Problem details: Lay out the lines from the one containing "Point [35, 623, 58, 637]" through the one containing "Point [66, 651, 89, 665]", both included, as a Markdown table with columns headed Row and Line. Number each line in order and skip any blank lines.

====== Input rows ======

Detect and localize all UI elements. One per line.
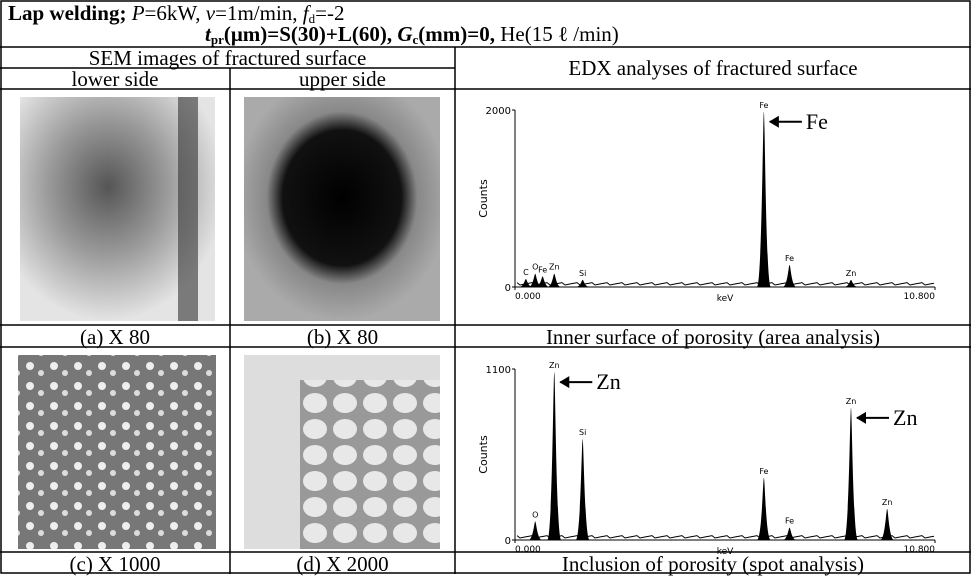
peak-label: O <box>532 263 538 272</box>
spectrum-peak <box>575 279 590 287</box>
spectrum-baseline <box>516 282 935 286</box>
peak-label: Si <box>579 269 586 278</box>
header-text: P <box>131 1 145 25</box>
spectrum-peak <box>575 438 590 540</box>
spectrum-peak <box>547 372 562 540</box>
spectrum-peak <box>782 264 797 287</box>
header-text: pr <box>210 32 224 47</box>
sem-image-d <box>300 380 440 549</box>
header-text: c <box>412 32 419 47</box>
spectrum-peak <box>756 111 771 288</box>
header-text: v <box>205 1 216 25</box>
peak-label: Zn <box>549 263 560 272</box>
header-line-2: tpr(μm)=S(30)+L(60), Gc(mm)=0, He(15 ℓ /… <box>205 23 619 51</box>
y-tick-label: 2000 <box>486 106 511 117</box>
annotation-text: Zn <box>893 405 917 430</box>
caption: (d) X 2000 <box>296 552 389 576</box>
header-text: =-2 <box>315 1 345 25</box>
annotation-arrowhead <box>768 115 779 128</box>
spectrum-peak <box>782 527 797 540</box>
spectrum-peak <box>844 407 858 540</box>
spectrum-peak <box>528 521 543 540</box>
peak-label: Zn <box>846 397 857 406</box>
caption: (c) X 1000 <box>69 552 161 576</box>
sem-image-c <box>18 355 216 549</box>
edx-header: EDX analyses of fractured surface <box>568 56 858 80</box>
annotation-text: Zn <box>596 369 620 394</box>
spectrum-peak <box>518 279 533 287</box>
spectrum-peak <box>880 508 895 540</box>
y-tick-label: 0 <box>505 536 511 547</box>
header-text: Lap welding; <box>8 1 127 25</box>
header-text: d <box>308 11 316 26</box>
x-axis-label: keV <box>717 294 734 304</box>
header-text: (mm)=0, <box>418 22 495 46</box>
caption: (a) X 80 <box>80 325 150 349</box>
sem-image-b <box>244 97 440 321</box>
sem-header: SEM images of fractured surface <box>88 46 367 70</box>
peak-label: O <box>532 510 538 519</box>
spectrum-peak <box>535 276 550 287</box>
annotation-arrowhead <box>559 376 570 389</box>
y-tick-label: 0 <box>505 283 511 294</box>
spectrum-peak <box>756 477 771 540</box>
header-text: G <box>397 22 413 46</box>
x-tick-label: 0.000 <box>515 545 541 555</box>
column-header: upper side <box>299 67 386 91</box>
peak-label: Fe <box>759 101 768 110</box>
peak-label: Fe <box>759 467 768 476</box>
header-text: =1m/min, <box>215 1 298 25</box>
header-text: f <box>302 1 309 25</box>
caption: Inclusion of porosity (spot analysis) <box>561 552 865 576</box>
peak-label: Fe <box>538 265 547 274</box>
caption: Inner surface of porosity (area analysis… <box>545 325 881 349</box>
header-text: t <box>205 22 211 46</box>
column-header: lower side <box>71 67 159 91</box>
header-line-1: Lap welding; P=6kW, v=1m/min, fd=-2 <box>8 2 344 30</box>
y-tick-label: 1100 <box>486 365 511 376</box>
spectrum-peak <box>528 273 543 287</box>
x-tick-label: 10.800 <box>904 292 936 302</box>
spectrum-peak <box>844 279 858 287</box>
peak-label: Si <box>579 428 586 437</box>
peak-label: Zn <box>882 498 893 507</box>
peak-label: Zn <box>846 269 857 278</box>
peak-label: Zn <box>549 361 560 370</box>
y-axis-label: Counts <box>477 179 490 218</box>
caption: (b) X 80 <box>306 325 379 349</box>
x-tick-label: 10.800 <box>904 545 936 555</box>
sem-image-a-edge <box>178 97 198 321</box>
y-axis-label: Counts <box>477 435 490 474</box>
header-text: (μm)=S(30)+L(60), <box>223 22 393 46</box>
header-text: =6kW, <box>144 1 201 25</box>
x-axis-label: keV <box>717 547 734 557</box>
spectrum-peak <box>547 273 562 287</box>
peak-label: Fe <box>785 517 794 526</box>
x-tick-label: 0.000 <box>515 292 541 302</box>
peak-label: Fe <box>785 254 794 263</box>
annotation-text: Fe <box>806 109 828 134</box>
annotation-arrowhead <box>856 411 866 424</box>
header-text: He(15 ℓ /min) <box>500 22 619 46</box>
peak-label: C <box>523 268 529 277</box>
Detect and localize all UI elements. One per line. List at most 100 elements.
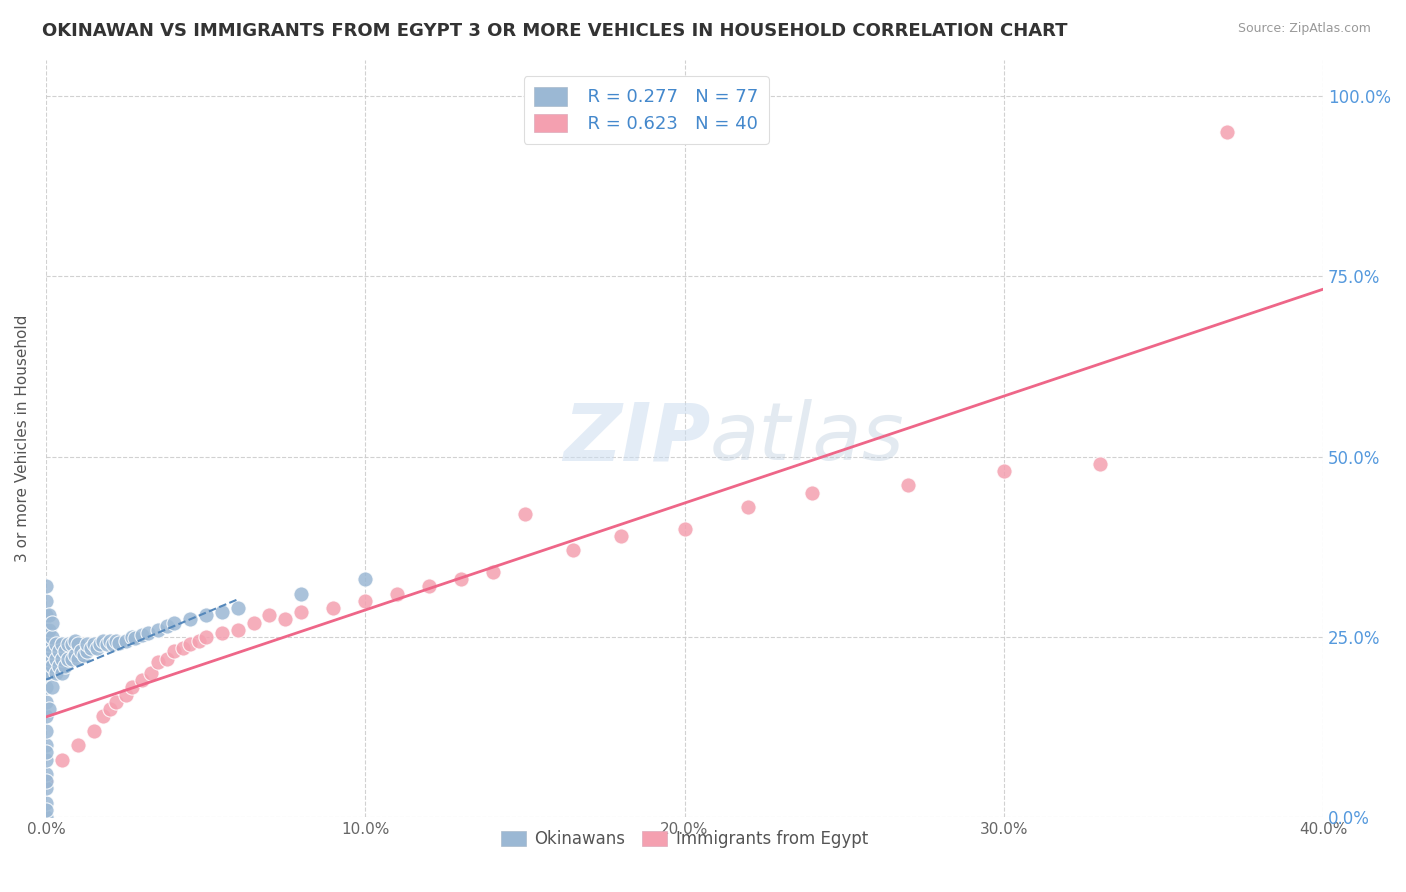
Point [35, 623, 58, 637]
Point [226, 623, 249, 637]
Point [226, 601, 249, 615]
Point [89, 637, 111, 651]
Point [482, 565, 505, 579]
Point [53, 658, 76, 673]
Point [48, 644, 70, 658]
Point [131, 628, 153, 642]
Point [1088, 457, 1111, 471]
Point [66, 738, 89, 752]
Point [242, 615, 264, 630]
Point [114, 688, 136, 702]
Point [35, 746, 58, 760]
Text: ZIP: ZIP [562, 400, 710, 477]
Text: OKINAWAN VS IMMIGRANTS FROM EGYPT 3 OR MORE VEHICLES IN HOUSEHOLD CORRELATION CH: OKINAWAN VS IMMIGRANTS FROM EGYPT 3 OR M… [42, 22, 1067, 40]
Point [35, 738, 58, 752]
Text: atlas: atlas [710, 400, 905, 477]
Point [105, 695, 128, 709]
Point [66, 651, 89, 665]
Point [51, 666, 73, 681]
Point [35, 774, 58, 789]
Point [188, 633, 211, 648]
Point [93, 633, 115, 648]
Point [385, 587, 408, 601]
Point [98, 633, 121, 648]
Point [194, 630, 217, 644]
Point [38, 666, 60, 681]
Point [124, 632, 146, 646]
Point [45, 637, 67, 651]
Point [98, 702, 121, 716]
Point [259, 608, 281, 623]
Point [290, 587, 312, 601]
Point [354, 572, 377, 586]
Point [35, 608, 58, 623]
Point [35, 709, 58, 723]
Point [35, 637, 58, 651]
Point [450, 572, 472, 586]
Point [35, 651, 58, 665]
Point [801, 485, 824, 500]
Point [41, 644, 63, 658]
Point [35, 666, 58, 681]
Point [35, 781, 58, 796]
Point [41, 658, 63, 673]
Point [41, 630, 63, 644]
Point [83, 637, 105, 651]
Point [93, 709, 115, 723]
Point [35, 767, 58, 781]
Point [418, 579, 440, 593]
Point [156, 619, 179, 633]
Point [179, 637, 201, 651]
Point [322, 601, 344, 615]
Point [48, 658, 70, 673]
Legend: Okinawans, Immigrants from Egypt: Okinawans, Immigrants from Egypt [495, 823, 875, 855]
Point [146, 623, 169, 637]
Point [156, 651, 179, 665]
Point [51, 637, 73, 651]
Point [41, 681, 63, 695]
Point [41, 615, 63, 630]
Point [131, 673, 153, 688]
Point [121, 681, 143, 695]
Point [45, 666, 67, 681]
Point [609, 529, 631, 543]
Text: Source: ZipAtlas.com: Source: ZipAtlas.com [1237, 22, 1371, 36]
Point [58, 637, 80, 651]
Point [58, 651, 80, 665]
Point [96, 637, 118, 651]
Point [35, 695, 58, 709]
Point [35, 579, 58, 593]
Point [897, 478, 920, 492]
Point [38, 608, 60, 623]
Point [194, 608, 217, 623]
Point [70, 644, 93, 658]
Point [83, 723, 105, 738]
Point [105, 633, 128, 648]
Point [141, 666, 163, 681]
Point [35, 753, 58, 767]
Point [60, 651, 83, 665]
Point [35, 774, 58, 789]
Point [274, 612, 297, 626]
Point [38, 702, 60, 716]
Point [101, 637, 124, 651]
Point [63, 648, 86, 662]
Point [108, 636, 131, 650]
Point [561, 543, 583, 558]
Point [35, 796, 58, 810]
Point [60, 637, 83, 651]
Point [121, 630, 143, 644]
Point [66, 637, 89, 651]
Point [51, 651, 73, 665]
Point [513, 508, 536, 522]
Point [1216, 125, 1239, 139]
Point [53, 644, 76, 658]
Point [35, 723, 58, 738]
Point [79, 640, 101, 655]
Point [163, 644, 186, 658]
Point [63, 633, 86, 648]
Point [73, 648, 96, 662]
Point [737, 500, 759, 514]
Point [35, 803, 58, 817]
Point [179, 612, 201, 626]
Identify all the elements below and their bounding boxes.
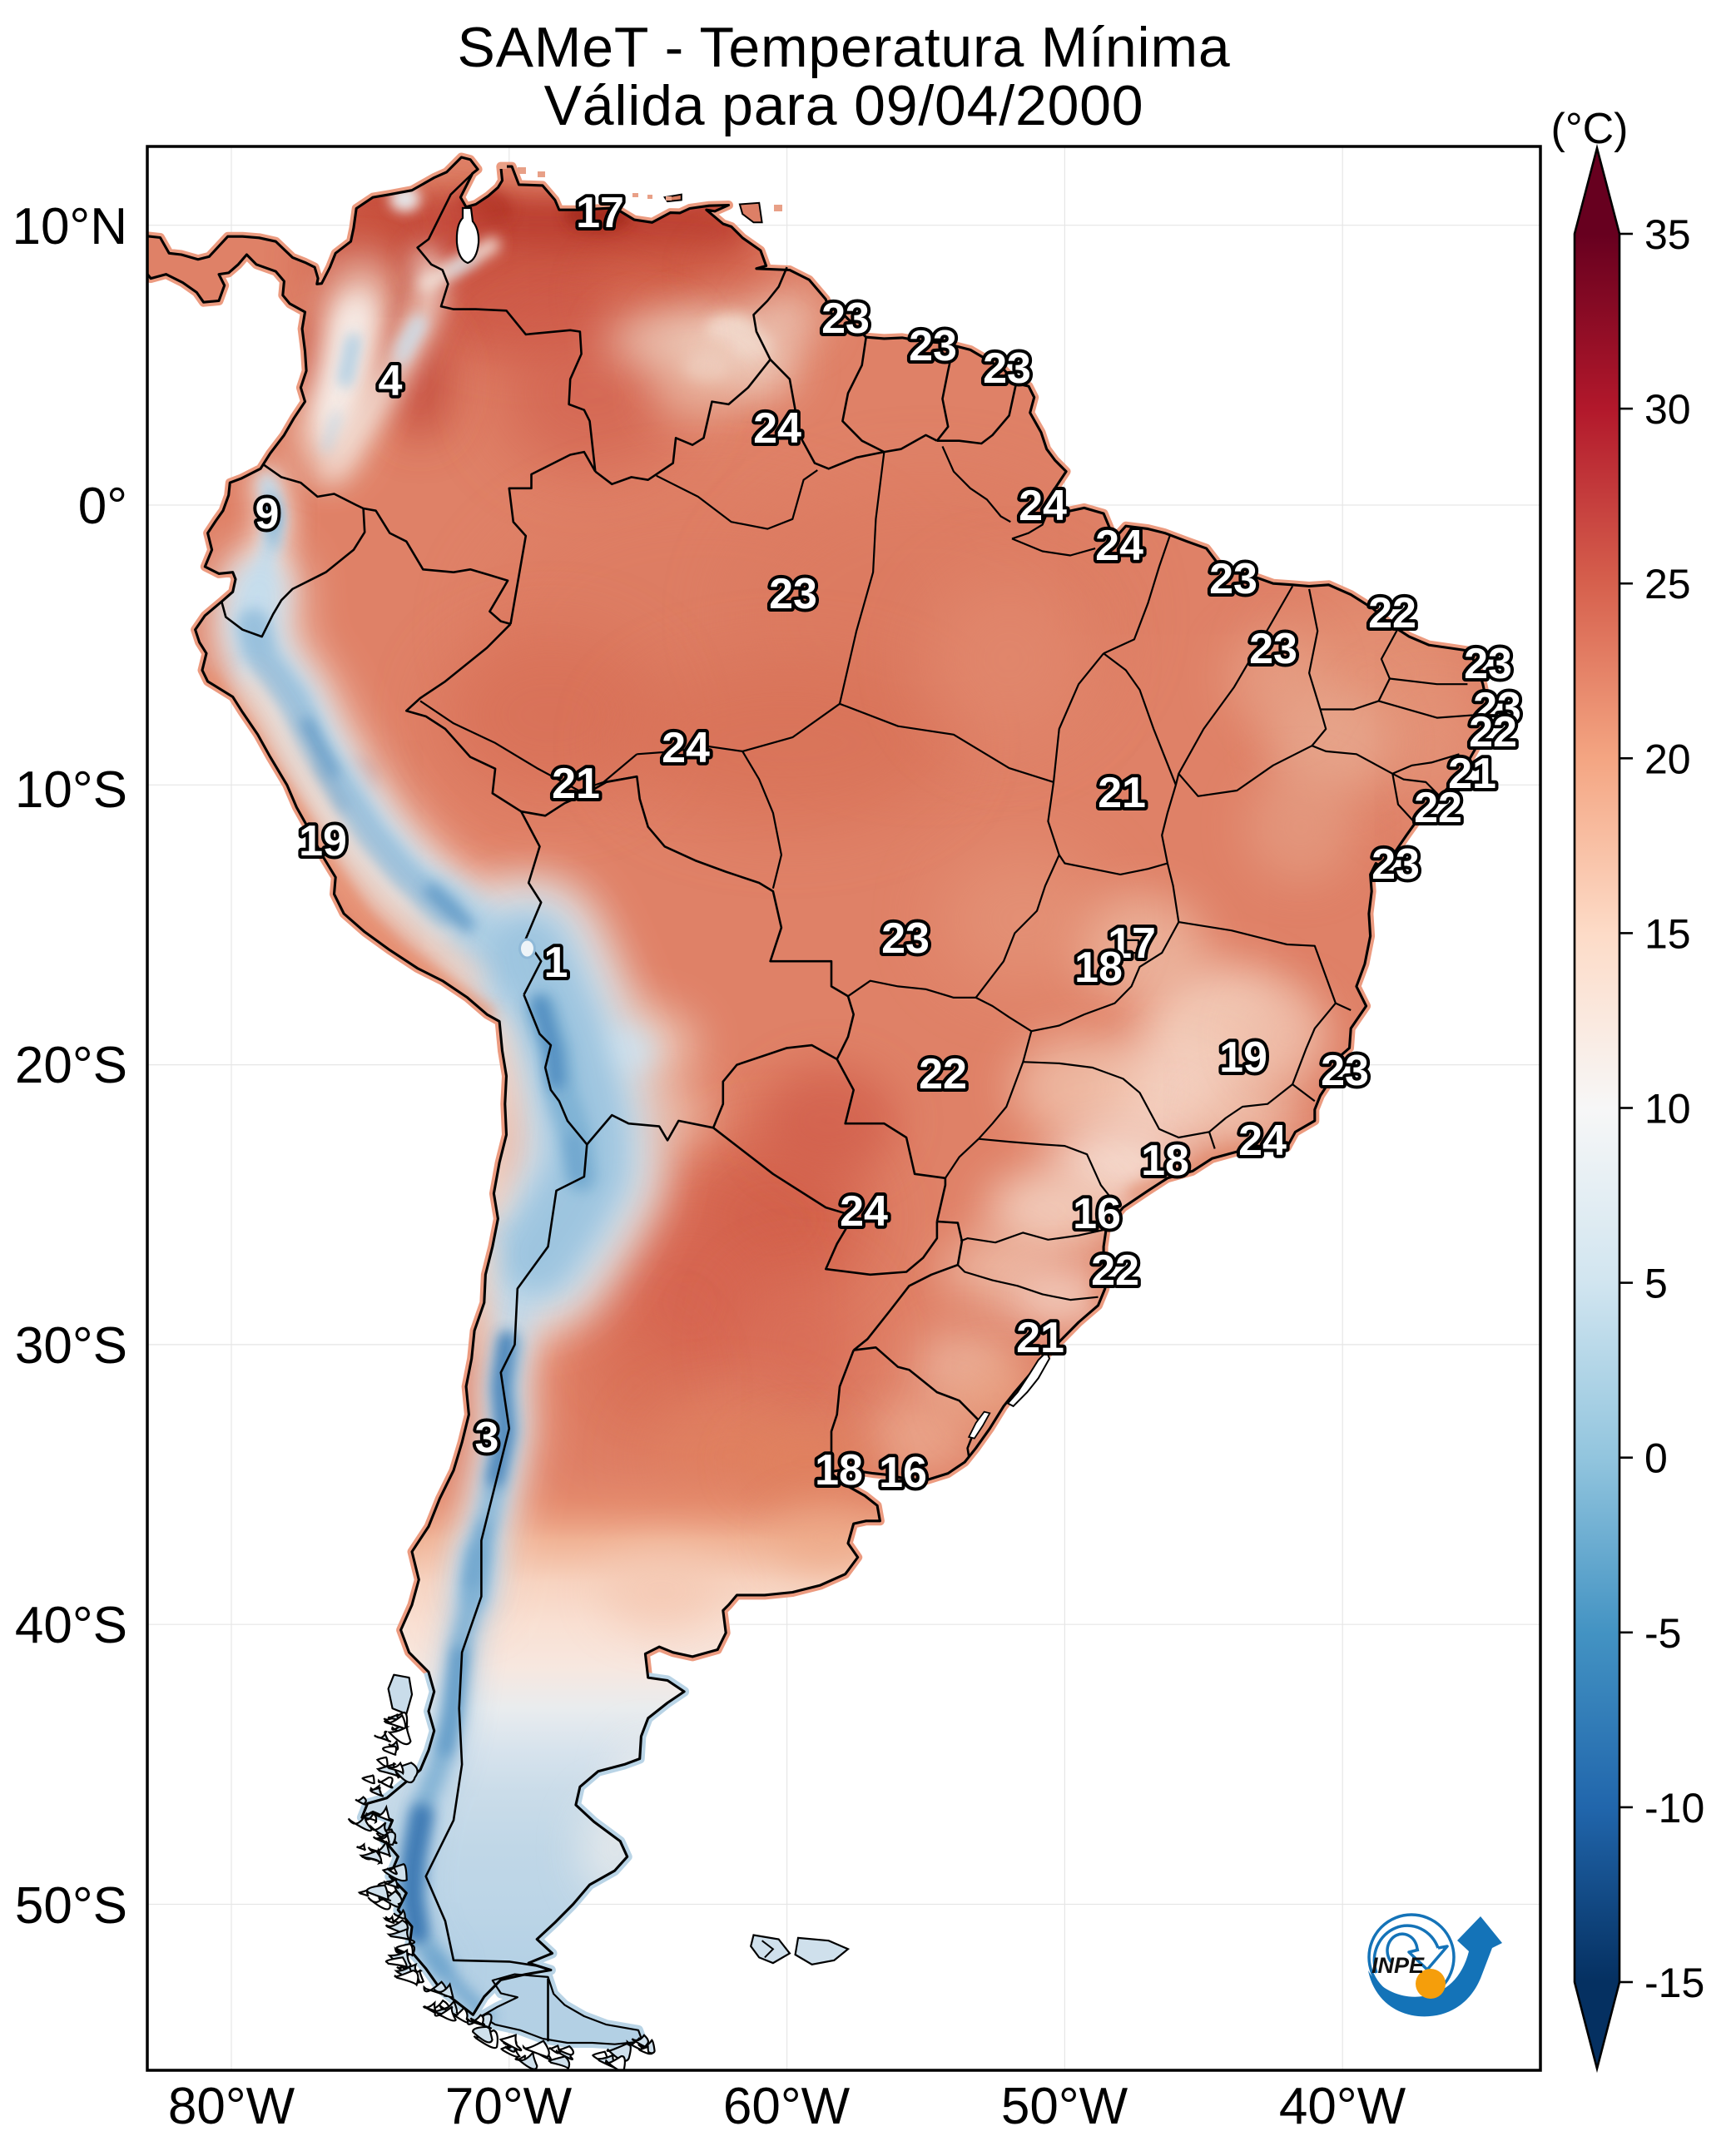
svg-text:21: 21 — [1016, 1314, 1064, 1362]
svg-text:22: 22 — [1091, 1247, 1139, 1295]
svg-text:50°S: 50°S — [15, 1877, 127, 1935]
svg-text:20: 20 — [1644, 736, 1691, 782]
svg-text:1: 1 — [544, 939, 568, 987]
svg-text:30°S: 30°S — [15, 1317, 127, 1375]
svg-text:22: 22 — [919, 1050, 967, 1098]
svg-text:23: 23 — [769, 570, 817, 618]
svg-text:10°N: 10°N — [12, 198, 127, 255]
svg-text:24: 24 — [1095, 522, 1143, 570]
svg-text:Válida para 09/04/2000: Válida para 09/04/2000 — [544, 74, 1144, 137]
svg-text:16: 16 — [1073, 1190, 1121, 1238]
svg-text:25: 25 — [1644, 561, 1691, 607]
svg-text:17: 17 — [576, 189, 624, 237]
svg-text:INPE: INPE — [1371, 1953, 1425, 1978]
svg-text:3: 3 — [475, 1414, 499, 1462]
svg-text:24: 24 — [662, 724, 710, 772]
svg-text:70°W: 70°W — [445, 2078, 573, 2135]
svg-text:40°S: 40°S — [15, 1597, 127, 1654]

======

Task response:
| Row | Line |
|---|---|
| 1 | Point [35, 623, 58, 637] |
| 2 | Point [226, 623, 249, 637] |
| 3 | Point [226, 601, 249, 615] |
| 4 | Point [89, 637, 111, 651] |
| 5 | Point [482, 565, 505, 579] |
| 6 | Point [53, 658, 76, 673] |
| 7 | Point [48, 644, 70, 658] |
| 8 | Point [131, 628, 153, 642] |
| 9 | Point [1088, 457, 1111, 471] |
| 10 | Point [66, 738, 89, 752] |
| 11 | Point [242, 615, 264, 630] |
| 12 | Point [114, 688, 136, 702] |
| 13 | Point [35, 746, 58, 760] |
| 14 | Text: ZIP: ZIP [562, 400, 710, 477] |
| 15 | Text: OKINAWAN VS IMMIGRANTS FROM EGYPT 3 OR MORE VEHICLES IN HOUSEHOLD CORRELATION CH: OKINAWAN VS IMMIGRANTS FROM EGYPT 3 OR M… [42, 22, 1067, 40] |
| 16 | Point [35, 738, 58, 752] |
| 17 | Text: atlas: atlas [710, 400, 905, 477] |
| 18 | Point [105, 695, 128, 709] |
| 19 | Point [66, 651, 89, 665] |